Repeat each line word for word.

----- RECORDS FOR THE EXERCISE

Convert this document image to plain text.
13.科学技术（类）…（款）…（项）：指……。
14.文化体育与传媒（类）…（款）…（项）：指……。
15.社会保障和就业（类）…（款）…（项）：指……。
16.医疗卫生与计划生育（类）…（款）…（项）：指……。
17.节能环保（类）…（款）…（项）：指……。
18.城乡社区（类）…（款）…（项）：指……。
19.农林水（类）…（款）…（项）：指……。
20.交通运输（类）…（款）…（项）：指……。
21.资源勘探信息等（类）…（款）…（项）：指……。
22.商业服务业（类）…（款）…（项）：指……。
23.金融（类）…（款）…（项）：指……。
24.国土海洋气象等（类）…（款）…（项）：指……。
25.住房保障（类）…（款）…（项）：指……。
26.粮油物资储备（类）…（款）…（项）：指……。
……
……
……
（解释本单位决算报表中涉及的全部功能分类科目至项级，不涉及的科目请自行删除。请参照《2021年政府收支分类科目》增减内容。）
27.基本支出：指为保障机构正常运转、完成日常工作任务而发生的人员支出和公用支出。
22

----------

IN RESPONSE:
Convert this document image to plain text.
13.科学技术（类）…（款）…（项）：指……。
14.文化体育与传媒（类）…（款）…（项）：指……。
15.社会保障和就业（类）…（款）…（项）：指……。
16.医疗卫生与计划生育（类）…（款）…（项）：指……。
17.节能环保（类）…（款）…（项）：指……。
18.城乡社区（类）…（款）…（项）：指……。
19.农林水（类）…（款）…（项）：指……。
20.交通运输（类）…（款）…（项）：指……。
21.资源勘探信息等（类）…（款）…（项）：指……。
22.商业服务业（类）…（款）…（项）：指……。
23.金融（类）…（款）…（项）：指……。
24.国土海洋气象等（类）…（款）…（项）：指……。
25.住房保障（类）…（款）…（项）：指……。
26.粮油物资储备（类）…（款）…（项）：指……。
……
……
……
（解释本单位决算报表中涉及的全部功能分类科目至项级，不涉及的科目请自行删除。请参照《2021年政府收支分类科目》增减内容。）
27.基本支出：指为保障机构正常运转、完成日常工作任务而发生的人员支出和公用支出。
22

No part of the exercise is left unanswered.